# Start of Exercise material

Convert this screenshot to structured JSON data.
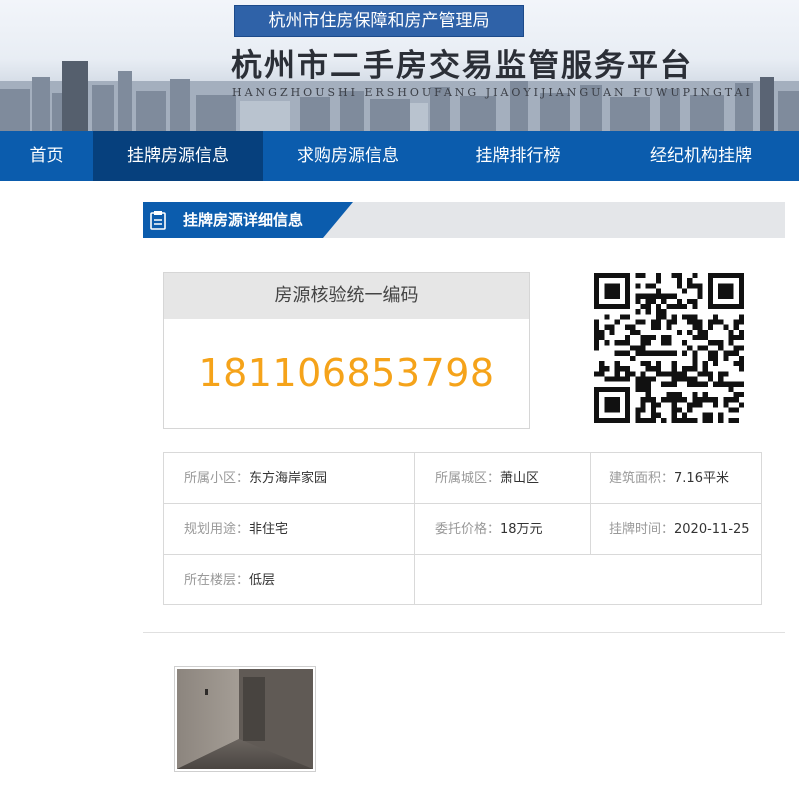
{
  "header": {
    "bureau": "杭州市住房保障和房产管理局",
    "title": "杭州市二手房交易监管服务平台",
    "subtitle": "HANGZHOUSHI  ERSHOUFANG  JIAOYIJIANGUAN  FUWUPINGTAI"
  },
  "nav": {
    "items": [
      {
        "label": "首页"
      },
      {
        "label": "挂牌房源信息"
      },
      {
        "label": "求购房源信息"
      },
      {
        "label": "挂牌排行榜"
      },
      {
        "label": "经纪机构挂牌"
      }
    ],
    "active_index": 1
  },
  "section": {
    "title": "挂牌房源详细信息"
  },
  "verification": {
    "label": "房源核验统一编码",
    "code": "181106853798"
  },
  "info": {
    "community_label": "所属小区：",
    "community": "东方海岸家园",
    "district_label": "所属城区：",
    "district": "萧山区",
    "area_label": "建筑面积：",
    "area": "7.16平米",
    "usage_label": "规划用途：",
    "usage": "非住宅",
    "price_label": "委托价格：",
    "price": "18万元",
    "listed_label": "挂牌时间：",
    "listed": "2020-11-25",
    "floor_label": "所在楼层：",
    "floor": "低层"
  },
  "colors": {
    "nav": "#0b5cad",
    "nav_active": "#06407d",
    "code": "#f5a31a",
    "bureau_badge": "#2f62a8"
  },
  "icons": {
    "section": "document-icon",
    "qr": "qr-code-icon"
  }
}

# End of Exercise material

Make an exact copy of the data above, pictures excluded.

Convert this screenshot to structured JSON data.
{
  "header": {
    "bureau": "杭州市住房保障和房产管理局",
    "title": "杭州市二手房交易监管服务平台",
    "subtitle": "HANGZHOUSHI  ERSHOUFANG  JIAOYIJIANGUAN  FUWUPINGTAI"
  },
  "nav": {
    "items": [
      {
        "label": "首页"
      },
      {
        "label": "挂牌房源信息"
      },
      {
        "label": "求购房源信息"
      },
      {
        "label": "挂牌排行榜"
      },
      {
        "label": "经纪机构挂牌"
      }
    ],
    "active_index": 1
  },
  "section": {
    "title": "挂牌房源详细信息"
  },
  "verification": {
    "label": "房源核验统一编码",
    "code": "181106853798"
  },
  "info": {
    "community_label": "所属小区：",
    "community": "东方海岸家园",
    "district_label": "所属城区：",
    "district": "萧山区",
    "area_label": "建筑面积：",
    "area": "7.16平米",
    "usage_label": "规划用途：",
    "usage": "非住宅",
    "price_label": "委托价格：",
    "price": "18万元",
    "listed_label": "挂牌时间：",
    "listed": "2020-11-25",
    "floor_label": "所在楼层：",
    "floor": "低层"
  },
  "colors": {
    "nav": "#0b5cad",
    "nav_active": "#06407d",
    "code": "#f5a31a",
    "bureau_badge": "#2f62a8"
  },
  "icons": {
    "section": "document-icon",
    "qr": "qr-code-icon"
  }
}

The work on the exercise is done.